GIVEN TASK 1:
In the blog post about singleness, which city does the main character of the movie "How to Be Single" live in?
GIVEN TASK 2:
Extend the blog post about singleness past its final sentence by writing the first of the lessons it promises.

SOURCE TEXT:
Saturday, March 4, 2017

When the Wedding Bells Ring: A Note On Singleness

Have you ever seen the movie "How to Be Single"? Its a movie that was released in the last few years. The story follows a newly single, post-graduate woman living in NYC who learns for the first time how to do life without a man to rely on. Pushing aside responsibility, she is encouraged to drink her worries away and sleep around when she feels like it but ultimately gets herself emotionally conflicted over several different men and the movie ends with her learning the beauty of friendships and the ambiguous nature of singleness. I couldn't help but feel frustrated. I've been single for years (so don't ask me for relationship advice) and I've reached a lot of positive realizations of how to look at this temporary time.  So, as friends gets engaged and weddings take up your weekends, here are some things I've personally learned that might help you navigate this maze of singleness as the wedding bells ring.

LISTING:
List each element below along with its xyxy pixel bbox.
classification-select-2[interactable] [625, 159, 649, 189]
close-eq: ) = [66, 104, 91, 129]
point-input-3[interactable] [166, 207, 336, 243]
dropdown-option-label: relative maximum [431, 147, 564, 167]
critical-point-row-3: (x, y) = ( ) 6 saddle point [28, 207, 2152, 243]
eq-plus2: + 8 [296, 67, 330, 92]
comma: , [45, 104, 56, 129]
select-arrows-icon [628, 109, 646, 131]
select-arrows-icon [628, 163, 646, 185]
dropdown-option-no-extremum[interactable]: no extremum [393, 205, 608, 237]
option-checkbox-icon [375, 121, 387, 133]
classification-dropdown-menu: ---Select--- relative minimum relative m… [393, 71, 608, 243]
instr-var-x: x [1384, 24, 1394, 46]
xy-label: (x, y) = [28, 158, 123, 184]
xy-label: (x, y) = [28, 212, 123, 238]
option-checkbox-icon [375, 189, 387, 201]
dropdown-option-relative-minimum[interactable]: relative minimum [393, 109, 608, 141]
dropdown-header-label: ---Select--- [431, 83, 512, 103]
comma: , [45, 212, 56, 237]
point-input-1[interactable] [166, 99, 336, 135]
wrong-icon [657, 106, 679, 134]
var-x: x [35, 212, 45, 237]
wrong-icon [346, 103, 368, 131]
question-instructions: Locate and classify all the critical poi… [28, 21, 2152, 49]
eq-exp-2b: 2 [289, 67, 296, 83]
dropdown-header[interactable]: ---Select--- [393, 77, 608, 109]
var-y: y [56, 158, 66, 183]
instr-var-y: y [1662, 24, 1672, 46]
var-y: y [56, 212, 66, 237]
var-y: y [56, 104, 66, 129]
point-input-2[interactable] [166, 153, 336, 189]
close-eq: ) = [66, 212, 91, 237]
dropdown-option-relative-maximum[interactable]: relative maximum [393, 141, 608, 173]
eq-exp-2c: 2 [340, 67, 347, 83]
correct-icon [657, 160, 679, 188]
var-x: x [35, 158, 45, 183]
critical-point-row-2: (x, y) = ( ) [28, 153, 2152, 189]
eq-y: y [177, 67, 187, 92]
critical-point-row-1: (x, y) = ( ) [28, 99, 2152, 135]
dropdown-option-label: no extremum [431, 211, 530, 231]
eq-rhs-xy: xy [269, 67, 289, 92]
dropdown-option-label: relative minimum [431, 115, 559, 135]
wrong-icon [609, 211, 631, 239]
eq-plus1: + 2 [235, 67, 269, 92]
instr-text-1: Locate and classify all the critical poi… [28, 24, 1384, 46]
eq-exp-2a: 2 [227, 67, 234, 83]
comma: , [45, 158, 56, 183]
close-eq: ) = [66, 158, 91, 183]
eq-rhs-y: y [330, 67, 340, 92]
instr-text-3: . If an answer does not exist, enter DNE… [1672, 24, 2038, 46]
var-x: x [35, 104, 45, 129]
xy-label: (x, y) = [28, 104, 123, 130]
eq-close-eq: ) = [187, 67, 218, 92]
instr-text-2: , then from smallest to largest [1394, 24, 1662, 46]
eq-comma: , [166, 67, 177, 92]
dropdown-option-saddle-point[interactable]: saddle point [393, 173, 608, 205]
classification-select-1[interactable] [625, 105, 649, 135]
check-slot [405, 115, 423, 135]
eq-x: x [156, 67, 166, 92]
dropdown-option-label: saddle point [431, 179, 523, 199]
---
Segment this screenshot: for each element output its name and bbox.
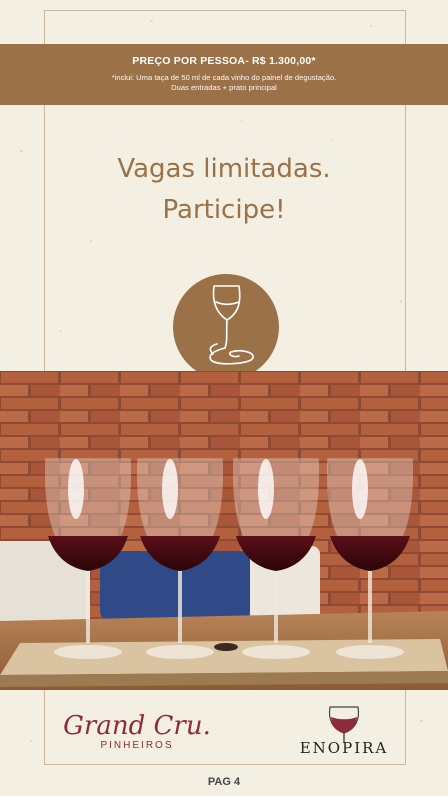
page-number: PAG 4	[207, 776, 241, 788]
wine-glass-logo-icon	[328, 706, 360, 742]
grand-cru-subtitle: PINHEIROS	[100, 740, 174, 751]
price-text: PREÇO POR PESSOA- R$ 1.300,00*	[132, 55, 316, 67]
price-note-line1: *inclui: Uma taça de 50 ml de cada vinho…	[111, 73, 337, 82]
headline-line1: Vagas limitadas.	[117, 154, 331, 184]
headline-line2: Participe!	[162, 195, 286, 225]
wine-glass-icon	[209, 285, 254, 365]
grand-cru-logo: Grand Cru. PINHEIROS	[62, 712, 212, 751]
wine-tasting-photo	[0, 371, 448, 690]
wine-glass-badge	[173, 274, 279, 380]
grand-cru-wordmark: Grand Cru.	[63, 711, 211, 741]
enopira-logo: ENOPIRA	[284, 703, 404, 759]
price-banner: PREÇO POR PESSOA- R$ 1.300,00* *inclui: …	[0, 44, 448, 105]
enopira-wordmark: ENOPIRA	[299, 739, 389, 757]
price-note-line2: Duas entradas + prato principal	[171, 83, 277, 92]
==
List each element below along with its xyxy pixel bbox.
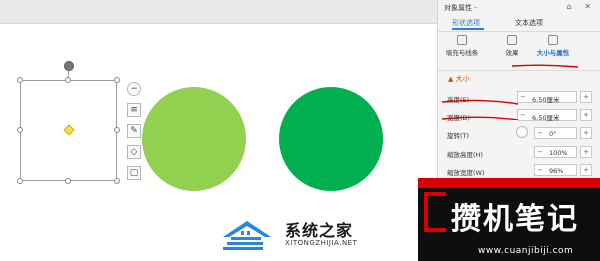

TASK OUTPUT 1:
NYC (New York City).

TASK OUTPUT 2:
1. Every season has its struggles. I think the temptation for me in this time is to either exaggerate the struggles I have or to totally discount them.  Neither approach is healthy however. The fact is, this is a time that can be difficult. I shouldn't discount my nights of loneliness or the discouragement of a potential relationship abruptly ending. No, these feelings are real and they are okay.  The fact is that every season of our lives will have special exceptions and hardships.  For us young singles, this is a time to sift through how we personally handle disappointment for the first time. For the older singles, its a time to readjust expectations, because in reality many things in life never come when or how we expect.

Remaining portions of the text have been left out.